(Stored data)
--- START ---
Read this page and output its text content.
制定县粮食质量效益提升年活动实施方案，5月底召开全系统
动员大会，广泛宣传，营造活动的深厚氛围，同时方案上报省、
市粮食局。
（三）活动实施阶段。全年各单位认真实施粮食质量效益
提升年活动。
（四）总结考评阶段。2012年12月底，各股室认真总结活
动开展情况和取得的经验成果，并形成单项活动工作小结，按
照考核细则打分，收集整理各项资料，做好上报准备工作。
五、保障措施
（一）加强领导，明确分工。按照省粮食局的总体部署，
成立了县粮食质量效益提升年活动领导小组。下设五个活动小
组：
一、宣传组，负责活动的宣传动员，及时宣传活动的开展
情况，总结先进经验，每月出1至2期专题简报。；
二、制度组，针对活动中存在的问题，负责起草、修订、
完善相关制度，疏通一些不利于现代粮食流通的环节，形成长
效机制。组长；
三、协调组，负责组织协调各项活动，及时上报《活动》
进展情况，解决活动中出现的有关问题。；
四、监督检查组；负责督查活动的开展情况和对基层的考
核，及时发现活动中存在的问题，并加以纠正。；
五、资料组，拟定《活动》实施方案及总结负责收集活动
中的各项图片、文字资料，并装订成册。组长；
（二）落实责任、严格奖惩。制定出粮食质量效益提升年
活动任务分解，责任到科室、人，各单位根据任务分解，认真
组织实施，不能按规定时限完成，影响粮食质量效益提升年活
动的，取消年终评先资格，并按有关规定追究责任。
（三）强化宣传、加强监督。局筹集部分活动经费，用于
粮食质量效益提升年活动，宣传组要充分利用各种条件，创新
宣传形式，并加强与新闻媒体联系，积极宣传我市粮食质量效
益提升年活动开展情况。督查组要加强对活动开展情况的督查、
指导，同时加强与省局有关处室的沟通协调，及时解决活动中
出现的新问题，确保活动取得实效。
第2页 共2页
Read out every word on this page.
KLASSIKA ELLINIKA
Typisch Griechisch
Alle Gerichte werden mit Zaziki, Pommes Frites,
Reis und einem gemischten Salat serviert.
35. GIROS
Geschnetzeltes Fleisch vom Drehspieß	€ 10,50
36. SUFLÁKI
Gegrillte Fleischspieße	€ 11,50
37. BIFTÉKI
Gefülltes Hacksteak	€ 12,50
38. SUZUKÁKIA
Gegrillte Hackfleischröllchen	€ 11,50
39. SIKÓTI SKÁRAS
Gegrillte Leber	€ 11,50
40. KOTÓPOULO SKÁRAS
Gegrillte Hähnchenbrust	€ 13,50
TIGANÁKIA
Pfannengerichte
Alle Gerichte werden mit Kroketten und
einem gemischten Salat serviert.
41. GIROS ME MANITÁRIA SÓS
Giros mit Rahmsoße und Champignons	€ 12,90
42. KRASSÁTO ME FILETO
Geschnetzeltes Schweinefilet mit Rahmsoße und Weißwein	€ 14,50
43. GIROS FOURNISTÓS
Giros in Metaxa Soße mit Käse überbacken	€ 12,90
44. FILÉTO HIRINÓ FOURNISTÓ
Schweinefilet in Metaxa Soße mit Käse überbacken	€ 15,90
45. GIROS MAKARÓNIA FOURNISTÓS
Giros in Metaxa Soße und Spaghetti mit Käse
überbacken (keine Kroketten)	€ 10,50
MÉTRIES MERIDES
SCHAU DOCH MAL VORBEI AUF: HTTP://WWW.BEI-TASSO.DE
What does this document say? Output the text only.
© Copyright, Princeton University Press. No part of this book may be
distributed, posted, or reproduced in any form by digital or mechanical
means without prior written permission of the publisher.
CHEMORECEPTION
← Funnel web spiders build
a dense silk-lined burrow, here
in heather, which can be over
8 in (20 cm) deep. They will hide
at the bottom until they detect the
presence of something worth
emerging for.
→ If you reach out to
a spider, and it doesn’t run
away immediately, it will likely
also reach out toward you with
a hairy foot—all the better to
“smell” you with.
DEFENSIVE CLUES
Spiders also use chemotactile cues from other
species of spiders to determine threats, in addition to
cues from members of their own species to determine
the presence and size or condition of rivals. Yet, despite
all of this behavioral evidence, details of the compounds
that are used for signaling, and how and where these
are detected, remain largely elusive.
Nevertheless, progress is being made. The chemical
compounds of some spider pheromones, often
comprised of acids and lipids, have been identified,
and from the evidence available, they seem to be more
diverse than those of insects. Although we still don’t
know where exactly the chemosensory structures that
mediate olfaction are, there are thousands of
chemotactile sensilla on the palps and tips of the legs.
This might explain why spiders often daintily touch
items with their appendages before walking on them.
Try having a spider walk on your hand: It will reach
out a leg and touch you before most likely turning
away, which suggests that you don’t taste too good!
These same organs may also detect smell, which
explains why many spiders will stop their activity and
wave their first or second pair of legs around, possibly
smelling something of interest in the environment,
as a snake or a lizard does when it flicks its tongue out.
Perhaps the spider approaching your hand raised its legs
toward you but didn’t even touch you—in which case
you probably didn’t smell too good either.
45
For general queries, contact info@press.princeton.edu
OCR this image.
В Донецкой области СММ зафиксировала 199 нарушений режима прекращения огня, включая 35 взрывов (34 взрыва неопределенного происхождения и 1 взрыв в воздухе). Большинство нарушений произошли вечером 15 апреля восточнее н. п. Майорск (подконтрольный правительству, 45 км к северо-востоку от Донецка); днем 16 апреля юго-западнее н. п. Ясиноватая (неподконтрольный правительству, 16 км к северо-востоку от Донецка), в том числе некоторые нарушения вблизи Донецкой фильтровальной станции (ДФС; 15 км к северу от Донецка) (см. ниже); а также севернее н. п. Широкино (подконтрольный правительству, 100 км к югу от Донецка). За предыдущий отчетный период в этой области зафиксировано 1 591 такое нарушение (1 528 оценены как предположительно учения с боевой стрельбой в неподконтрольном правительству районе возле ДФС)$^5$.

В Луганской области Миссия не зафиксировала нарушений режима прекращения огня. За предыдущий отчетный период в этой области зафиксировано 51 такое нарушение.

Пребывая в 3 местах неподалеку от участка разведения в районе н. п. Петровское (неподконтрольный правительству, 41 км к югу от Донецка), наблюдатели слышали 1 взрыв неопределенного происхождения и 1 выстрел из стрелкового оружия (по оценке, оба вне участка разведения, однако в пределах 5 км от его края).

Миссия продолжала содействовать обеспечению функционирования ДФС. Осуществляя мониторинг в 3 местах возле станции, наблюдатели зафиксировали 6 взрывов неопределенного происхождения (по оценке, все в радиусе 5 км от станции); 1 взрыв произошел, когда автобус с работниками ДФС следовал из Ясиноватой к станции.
--- END ---
• **YOUR GOAL**: Gather up every line from the listing above in which the word "Geschnetzeltes" occurs.

• **WRITTEN RESPONSE**:
Geschnetzeltes Fleisch vom Drehspieß	€ 10,50
Geschnetzeltes Schweinefilet mit Rahmsoße und Weißwein	€ 14,50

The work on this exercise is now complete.